● PROBLEM
Find every line of the listing below where "профессиональных" appears, and copy it.

-- begin ENTRIES SHOWN --

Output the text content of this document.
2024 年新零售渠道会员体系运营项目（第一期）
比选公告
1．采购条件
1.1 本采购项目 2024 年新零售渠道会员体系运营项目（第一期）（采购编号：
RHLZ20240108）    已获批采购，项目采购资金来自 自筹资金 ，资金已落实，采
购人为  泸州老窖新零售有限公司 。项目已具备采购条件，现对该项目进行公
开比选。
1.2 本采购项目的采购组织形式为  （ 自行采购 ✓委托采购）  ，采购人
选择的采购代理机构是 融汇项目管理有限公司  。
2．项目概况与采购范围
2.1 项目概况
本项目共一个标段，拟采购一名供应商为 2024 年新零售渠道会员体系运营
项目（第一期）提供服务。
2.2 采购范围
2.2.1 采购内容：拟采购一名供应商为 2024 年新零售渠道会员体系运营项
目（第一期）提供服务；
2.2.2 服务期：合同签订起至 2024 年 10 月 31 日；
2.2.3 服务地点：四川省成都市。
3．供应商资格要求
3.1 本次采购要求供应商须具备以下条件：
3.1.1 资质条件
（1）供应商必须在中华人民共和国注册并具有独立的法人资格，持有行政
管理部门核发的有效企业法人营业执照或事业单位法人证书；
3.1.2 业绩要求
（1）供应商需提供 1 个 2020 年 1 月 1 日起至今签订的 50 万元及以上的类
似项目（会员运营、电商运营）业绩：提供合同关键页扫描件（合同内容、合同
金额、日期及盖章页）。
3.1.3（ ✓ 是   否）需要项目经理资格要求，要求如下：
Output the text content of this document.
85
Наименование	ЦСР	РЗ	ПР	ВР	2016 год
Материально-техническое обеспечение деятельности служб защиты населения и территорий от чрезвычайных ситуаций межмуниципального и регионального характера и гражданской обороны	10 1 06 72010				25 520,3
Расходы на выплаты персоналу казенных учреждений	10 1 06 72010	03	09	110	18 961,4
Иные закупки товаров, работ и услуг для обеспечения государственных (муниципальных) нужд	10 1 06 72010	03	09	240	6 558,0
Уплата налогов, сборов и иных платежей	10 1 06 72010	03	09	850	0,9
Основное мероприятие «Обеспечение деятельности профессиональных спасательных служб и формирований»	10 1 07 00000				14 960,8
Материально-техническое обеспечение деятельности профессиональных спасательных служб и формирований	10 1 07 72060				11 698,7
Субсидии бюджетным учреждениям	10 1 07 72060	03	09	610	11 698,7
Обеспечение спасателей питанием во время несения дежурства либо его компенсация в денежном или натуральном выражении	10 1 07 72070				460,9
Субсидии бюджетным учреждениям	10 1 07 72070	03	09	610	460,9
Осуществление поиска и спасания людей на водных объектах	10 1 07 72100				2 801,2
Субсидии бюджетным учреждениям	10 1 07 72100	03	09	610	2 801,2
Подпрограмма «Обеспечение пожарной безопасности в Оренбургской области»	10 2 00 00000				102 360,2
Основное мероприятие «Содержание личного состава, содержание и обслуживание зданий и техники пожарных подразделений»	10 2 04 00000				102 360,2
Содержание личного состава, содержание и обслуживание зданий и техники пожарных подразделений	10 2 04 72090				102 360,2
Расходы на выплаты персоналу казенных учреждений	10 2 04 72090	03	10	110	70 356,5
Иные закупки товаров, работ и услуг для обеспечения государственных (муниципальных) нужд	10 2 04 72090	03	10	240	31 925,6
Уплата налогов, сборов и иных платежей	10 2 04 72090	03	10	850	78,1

-- end ENTRIES SHOWN --

● SOLUTION FOR THIS PROBLEM
Основное мероприятие «Обеспечение деятельности профессиональных спасательных служб и формирований»	10 1 07 00000				14 960,8
Материально-техническое обеспечение деятельности профессиональных спасательных служб и формирований	10 1 07 72060				11 698,7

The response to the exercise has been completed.